- _ENTRIES SUPPLIED_:
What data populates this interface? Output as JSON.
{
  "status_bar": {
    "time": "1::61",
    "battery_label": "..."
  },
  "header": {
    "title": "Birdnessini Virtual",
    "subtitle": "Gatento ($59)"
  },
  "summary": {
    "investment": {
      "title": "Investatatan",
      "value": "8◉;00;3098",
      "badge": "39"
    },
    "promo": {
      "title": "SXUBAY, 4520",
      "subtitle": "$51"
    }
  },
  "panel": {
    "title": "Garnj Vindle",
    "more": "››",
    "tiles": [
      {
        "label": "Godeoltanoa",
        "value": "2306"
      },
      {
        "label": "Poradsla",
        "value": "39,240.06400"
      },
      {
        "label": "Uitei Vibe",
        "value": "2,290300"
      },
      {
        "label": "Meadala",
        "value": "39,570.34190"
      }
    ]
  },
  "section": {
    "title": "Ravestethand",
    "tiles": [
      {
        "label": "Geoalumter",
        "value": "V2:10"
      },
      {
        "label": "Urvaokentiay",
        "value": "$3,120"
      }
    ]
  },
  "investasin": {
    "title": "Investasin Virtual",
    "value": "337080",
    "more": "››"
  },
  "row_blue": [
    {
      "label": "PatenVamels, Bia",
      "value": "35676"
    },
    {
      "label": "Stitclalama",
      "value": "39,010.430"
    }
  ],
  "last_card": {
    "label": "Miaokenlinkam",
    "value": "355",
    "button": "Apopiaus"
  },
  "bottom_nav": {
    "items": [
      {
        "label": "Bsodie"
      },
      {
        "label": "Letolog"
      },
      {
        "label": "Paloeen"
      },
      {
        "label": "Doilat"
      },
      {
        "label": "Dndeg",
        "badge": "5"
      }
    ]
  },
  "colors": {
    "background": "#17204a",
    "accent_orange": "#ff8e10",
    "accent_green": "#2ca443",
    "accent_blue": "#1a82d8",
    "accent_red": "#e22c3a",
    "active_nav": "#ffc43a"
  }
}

- _WRITTEN PROBLEM_:
Quote the material exactly, leaving nothing out.

- _TASK RESPONSE_:
What data populates this interface? Output as JSON.
{
  "status_bar": {
    "time": "1::61",
    "battery_label": "..."
  },
  "header": {
    "title": "Birdnessini Virtual",
    "subtitle": "Gatento ($59)"
  },
  "summary": {
    "investment": {
      "title": "Investatatan",
      "value": "8◉;00;3098",
      "badge": "39"
    },
    "promo": {
      "title": "SXUBAY, 4520",
      "subtitle": "$51"
    }
  },
  "panel": {
    "title": "Garnj Vindle",
    "more": "››",
    "tiles": [
      {
        "label": "Godeoltanoa",
        "value": "2306"
      },
      {
        "label": "Poradsla",
        "value": "39,240.06400"
      },
      {
        "label": "Uitei Vibe",
        "value": "2,290300"
      },
      {
        "label": "Meadala",
        "value": "39,570.34190"
      }
    ]
  },
  "section": {
    "title": "Ravestethand",
    "tiles": [
      {
        "label": "Geoalumter",
        "value": "V2:10"
      },
      {
        "label": "Urvaokentiay",
        "value": "$3,120"
      }
    ]
  },
  "investasin": {
    "title": "Investasin Virtual",
    "value": "337080",
    "more": "››"
  },
  "row_blue": [
    {
      "label": "PatenVamels, Bia",
      "value": "35676"
    },
    {
      "label": "Stitclalama",
      "value": "39,010.430"
    }
  ],
  "last_card": {
    "label": "Miaokenlinkam",
    "value": "355",
    "button": "Apopiaus"
  },
  "bottom_nav": {
    "items": [
      {
        "label": "Bsodie"
      },
      {
        "label": "Letolog"
      },
      {
        "label": "Paloeen"
      },
      {
        "label": "Doilat"
      },
      {
        "label": "Dndeg",
        "badge": "5"
      }
    ]
  },
  "colors": {
    "background": "#17204a",
    "accent_orange": "#ff8e10",
    "accent_green": "#2ca443",
    "accent_blue": "#1a82d8",
    "accent_red": "#e22c3a",
    "active_nav": "#ffc43a"
  }
}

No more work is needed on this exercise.